- **TASK DETAILS**
Write out the full set of records below exactly.

- **DATA LISTING**

==============================

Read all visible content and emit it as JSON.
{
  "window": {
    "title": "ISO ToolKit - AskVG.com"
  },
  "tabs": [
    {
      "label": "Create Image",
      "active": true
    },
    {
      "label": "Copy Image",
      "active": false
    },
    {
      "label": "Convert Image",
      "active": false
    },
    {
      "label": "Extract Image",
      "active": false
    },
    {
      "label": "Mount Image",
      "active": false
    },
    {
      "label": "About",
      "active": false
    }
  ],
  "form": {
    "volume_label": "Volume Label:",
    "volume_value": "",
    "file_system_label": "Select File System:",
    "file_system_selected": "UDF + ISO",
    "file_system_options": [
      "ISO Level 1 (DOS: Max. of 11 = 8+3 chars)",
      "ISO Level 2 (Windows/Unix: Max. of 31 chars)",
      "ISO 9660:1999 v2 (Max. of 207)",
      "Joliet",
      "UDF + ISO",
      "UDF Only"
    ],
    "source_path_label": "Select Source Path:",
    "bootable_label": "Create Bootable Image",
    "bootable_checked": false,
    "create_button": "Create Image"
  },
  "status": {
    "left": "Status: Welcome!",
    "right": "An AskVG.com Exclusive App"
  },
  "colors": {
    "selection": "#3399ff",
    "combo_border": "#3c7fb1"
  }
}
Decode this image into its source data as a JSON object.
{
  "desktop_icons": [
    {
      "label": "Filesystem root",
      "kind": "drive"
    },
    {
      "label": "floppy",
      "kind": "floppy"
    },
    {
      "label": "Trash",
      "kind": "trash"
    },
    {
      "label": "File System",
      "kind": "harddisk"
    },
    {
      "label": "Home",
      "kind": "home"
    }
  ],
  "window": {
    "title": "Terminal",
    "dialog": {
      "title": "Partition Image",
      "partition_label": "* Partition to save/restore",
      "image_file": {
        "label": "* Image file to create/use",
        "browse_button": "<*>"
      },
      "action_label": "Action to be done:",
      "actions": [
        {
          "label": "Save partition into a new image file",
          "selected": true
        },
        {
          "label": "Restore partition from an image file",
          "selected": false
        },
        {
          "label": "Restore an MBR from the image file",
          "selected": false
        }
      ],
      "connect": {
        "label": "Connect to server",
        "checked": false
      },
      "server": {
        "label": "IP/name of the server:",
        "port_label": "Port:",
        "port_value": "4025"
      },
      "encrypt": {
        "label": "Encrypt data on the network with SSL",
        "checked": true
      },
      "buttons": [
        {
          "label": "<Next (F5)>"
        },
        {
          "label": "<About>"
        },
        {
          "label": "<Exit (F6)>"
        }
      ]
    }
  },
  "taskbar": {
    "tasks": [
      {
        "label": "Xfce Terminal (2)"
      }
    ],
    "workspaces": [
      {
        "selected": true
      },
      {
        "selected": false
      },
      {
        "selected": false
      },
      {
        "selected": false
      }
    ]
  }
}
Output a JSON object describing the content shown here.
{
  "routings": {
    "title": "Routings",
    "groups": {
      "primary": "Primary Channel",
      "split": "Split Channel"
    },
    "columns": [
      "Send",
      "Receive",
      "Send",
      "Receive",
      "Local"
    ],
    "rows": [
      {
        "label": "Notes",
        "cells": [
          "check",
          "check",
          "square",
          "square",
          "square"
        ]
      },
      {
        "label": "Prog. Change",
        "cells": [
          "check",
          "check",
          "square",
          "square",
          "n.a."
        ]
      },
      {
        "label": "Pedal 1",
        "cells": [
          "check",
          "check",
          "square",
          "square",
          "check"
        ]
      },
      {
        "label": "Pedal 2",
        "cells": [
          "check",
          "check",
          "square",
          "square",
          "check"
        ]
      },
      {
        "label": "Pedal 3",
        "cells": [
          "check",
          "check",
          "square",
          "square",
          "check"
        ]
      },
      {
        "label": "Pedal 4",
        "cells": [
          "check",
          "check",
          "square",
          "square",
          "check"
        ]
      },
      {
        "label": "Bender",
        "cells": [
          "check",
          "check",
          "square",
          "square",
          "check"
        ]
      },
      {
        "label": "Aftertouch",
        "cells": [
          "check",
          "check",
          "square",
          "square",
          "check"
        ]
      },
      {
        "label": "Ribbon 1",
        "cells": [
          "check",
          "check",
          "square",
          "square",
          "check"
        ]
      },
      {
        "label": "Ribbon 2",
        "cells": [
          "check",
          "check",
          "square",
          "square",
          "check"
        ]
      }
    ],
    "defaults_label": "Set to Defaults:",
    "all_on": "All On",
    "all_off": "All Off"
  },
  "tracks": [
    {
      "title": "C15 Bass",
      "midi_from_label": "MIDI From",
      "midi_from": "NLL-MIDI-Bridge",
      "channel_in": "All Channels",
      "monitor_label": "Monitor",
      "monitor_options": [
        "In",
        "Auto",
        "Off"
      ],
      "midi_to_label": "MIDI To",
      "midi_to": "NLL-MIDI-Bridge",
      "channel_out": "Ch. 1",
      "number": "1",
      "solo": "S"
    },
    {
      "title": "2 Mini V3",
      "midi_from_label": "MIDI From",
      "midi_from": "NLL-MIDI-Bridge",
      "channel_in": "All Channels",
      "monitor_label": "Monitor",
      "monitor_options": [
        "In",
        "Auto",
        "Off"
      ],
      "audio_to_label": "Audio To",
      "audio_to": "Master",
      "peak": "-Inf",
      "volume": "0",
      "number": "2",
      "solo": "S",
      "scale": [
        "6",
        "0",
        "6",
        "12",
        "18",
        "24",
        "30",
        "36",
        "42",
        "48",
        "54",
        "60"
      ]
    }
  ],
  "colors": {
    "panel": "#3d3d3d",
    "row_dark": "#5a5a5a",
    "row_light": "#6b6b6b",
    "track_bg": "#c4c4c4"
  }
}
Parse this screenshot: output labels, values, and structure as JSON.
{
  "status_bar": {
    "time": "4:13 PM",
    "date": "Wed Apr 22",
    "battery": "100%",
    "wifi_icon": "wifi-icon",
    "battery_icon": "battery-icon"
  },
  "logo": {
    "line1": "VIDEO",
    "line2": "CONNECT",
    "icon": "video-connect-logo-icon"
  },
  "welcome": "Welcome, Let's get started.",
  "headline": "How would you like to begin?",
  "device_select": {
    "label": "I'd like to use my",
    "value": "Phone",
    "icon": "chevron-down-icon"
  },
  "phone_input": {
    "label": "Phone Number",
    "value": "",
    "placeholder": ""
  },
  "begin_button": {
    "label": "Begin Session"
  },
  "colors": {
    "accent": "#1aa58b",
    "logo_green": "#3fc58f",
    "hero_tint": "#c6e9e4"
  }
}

==============================

- **EXERCISE RESULT**
Read all visible content and emit it as JSON.
{
  "window": {
    "title": "ISO ToolKit - AskVG.com"
  },
  "tabs": [
    {
      "label": "Create Image",
      "active": true
    },
    {
      "label": "Copy Image",
      "active": false
    },
    {
      "label": "Convert Image",
      "active": false
    },
    {
      "label": "Extract Image",
      "active": false
    },
    {
      "label": "Mount Image",
      "active": false
    },
    {
      "label": "About",
      "active": false
    }
  ],
  "form": {
    "volume_label": "Volume Label:",
    "volume_value": "",
    "file_system_label": "Select File System:",
    "file_system_selected": "UDF + ISO",
    "file_system_options": [
      "ISO Level 1 (DOS: Max. of 11 = 8+3 chars)",
      "ISO Level 2 (Windows/Unix: Max. of 31 chars)",
      "ISO 9660:1999 v2 (Max. of 207)",
      "Joliet",
      "UDF + ISO",
      "UDF Only"
    ],
    "source_path_label": "Select Source Path:",
    "bootable_label": "Create Bootable Image",
    "bootable_checked": false,
    "create_button": "Create Image"
  },
  "status": {
    "left": "Status: Welcome!",
    "right": "An AskVG.com Exclusive App"
  },
  "colors": {
    "selection": "#3399ff",
    "combo_border": "#3c7fb1"
  }
}
Decode this image into its source data as a JSON object.
{
  "desktop_icons": [
    {
      "label": "Filesystem root",
      "kind": "drive"
    },
    {
      "label": "floppy",
      "kind": "floppy"
    },
    {
      "label": "Trash",
      "kind": "trash"
    },
    {
      "label": "File System",
      "kind": "harddisk"
    },
    {
      "label": "Home",
      "kind": "home"
    }
  ],
  "window": {
    "title": "Terminal",
    "dialog": {
      "title": "Partition Image",
      "partition_label": "* Partition to save/restore",
      "image_file": {
        "label": "* Image file to create/use",
        "browse_button": "<*>"
      },
      "action_label": "Action to be done:",
      "actions": [
        {
          "label": "Save partition into a new image file",
          "selected": true
        },
        {
          "label": "Restore partition from an image file",
          "selected": false
        },
        {
          "label": "Restore an MBR from the image file",
          "selected": false
        }
      ],
      "connect": {
        "label": "Connect to server",
        "checked": false
      },
      "server": {
        "label": "IP/name of the server:",
        "port_label": "Port:",
        "port_value": "4025"
      },
      "encrypt": {
        "label": "Encrypt data on the network with SSL",
        "checked": true
      },
      "buttons": [
        {
          "label": "<Next (F5)>"
        },
        {
          "label": "<About>"
        },
        {
          "label": "<Exit (F6)>"
        }
      ]
    }
  },
  "taskbar": {
    "tasks": [
      {
        "label": "Xfce Terminal (2)"
      }
    ],
    "workspaces": [
      {
        "selected": true
      },
      {
        "selected": false
      },
      {
        "selected": false
      },
      {
        "selected": false
      }
    ]
  }
}
Output a JSON object describing the content shown here.
{
  "routings": {
    "title": "Routings",
    "groups": {
      "primary": "Primary Channel",
      "split": "Split Channel"
    },
    "columns": [
      "Send",
      "Receive",
      "Send",
      "Receive",
      "Local"
    ],
    "rows": [
      {
        "label": "Notes",
        "cells": [
          "check",
          "check",
          "square",
          "square",
          "square"
        ]
      },
      {
        "label": "Prog. Change",
        "cells": [
          "check",
          "check",
          "square",
          "square",
          "n.a."
        ]
      },
      {
        "label": "Pedal 1",
        "cells": [
          "check",
          "check",
          "square",
          "square",
          "check"
        ]
      },
      {
        "label": "Pedal 2",
        "cells": [
          "check",
          "check",
          "square",
          "square",
          "check"
        ]
      },
      {
        "label": "Pedal 3",
        "cells": [
          "check",
          "check",
          "square",
          "square",
          "check"
        ]
      },
      {
        "label": "Pedal 4",
        "cells": [
          "check",
          "check",
          "square",
          "square",
          "check"
        ]
      },
      {
        "label": "Bender",
        "cells": [
          "check",
          "check",
          "square",
          "square",
          "check"
        ]
      },
      {
        "label": "Aftertouch",
        "cells": [
          "check",
          "check",
          "square",
          "square",
          "check"
        ]
      },
      {
        "label": "Ribbon 1",
        "cells": [
          "check",
          "check",
          "square",
          "square",
          "check"
        ]
      },
      {
        "label": "Ribbon 2",
        "cells": [
          "check",
          "check",
          "square",
          "square",
          "check"
        ]
      }
    ],
    "defaults_label": "Set to Defaults:",
    "all_on": "All On",
    "all_off": "All Off"
  },
  "tracks": [
    {
      "title": "C15 Bass",
      "midi_from_label": "MIDI From",
      "midi_from": "NLL-MIDI-Bridge",
      "channel_in": "All Channels",
      "monitor_label": "Monitor",
      "monitor_options": [
        "In",
        "Auto",
        "Off"
      ],
      "midi_to_label": "MIDI To",
      "midi_to": "NLL-MIDI-Bridge",
      "channel_out": "Ch. 1",
      "number": "1",
      "solo": "S"
    },
    {
      "title": "2 Mini V3",
      "midi_from_label": "MIDI From",
      "midi_from": "NLL-MIDI-Bridge",
      "channel_in": "All Channels",
      "monitor_label": "Monitor",
      "monitor_options": [
        "In",
        "Auto",
        "Off"
      ],
      "audio_to_label": "Audio To",
      "audio_to": "Master",
      "peak": "-Inf",
      "volume": "0",
      "number": "2",
      "solo": "S",
      "scale": [
        "6",
        "0",
        "6",
        "12",
        "18",
        "24",
        "30",
        "36",
        "42",
        "48",
        "54",
        "60"
      ]
    }
  ],
  "colors": {
    "panel": "#3d3d3d",
    "row_dark": "#5a5a5a",
    "row_light": "#6b6b6b",
    "track_bg": "#c4c4c4"
  }
}
Parse this screenshot: output labels, values, and structure as JSON.
{
  "status_bar": {
    "time": "4:13 PM",
    "date": "Wed Apr 22",
    "battery": "100%",
    "wifi_icon": "wifi-icon",
    "battery_icon": "battery-icon"
  },
  "logo": {
    "line1": "VIDEO",
    "line2": "CONNECT",
    "icon": "video-connect-logo-icon"
  },
  "welcome": "Welcome, Let's get started.",
  "headline": "How would you like to begin?",
  "device_select": {
    "label": "I'd like to use my",
    "value": "Phone",
    "icon": "chevron-down-icon"
  },
  "phone_input": {
    "label": "Phone Number",
    "value": "",
    "placeholder": ""
  },
  "begin_button": {
    "label": "Begin Session"
  },
  "colors": {
    "accent": "#1aa58b",
    "logo_green": "#3fc58f",
    "hero_tint": "#c6e9e4"
  }
}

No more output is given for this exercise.